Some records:
· · · · ·
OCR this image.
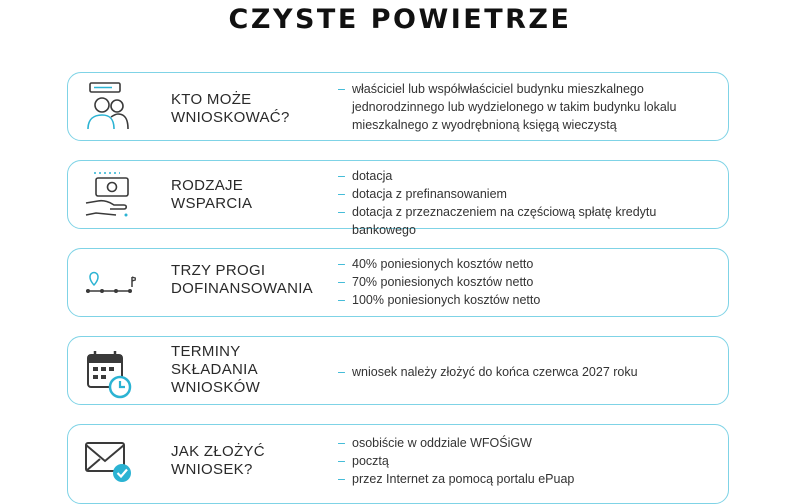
CZYSTE POWIETRZE
KTO MOŻE
WNIOSKOWAĆ?
– właściciel lub współwłaściciel budynku mieszkalnego jednorodzinnego lub wydzielonego w takim budynku lokalu mieszkalnego z wyodrębnioną księgą wieczystą
RODZAJE
WSPARCIA
– dotacja
– dotacja z prefinansowaniem
– dotacja z przeznaczeniem na częściową spłatę kredytu bankowego
TRZY PROGI
DOFINANSOWANIA
– 40% poniesionych kosztów netto
– 70% poniesionych kosztów netto
– 100% poniesionych kosztów netto
TERMINY
SKŁADANIA
WNIOSKÓW
– wniosek należy złożyć do końca czerwca 2027 roku
JAK ZŁOŻYĆ
WNIOSEK?
– osobiście w oddziale WFOŚiGW
– pocztą
– przez Internet za pomocą portalu ePuap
· · · · ·
# Task requirements:
Copy out each line exactly, without the pictures.

# Result of the task:
OCR this image.
CZYSTE POWIETRZE
KTO MOŻE
WNIOSKOWAĆ?
– właściciel lub współwłaściciel budynku mieszkalnego jednorodzinnego lub wydzielonego w takim budynku lokalu mieszkalnego z wyodrębnioną księgą wieczystą
RODZAJE
WSPARCIA
– dotacja
– dotacja z prefinansowaniem
– dotacja z przeznaczeniem na częściową spłatę kredytu bankowego
TRZY PROGI
DOFINANSOWANIA
– 40% poniesionych kosztów netto
– 70% poniesionych kosztów netto
– 100% poniesionych kosztów netto
TERMINY
SKŁADANIA
WNIOSKÓW
– wniosek należy złożyć do końca czerwca 2027 roku
JAK ZŁOŻYĆ
WNIOSEK?
– osobiście w oddziale WFOŚiGW
– pocztą
– przez Internet za pomocą portalu ePuap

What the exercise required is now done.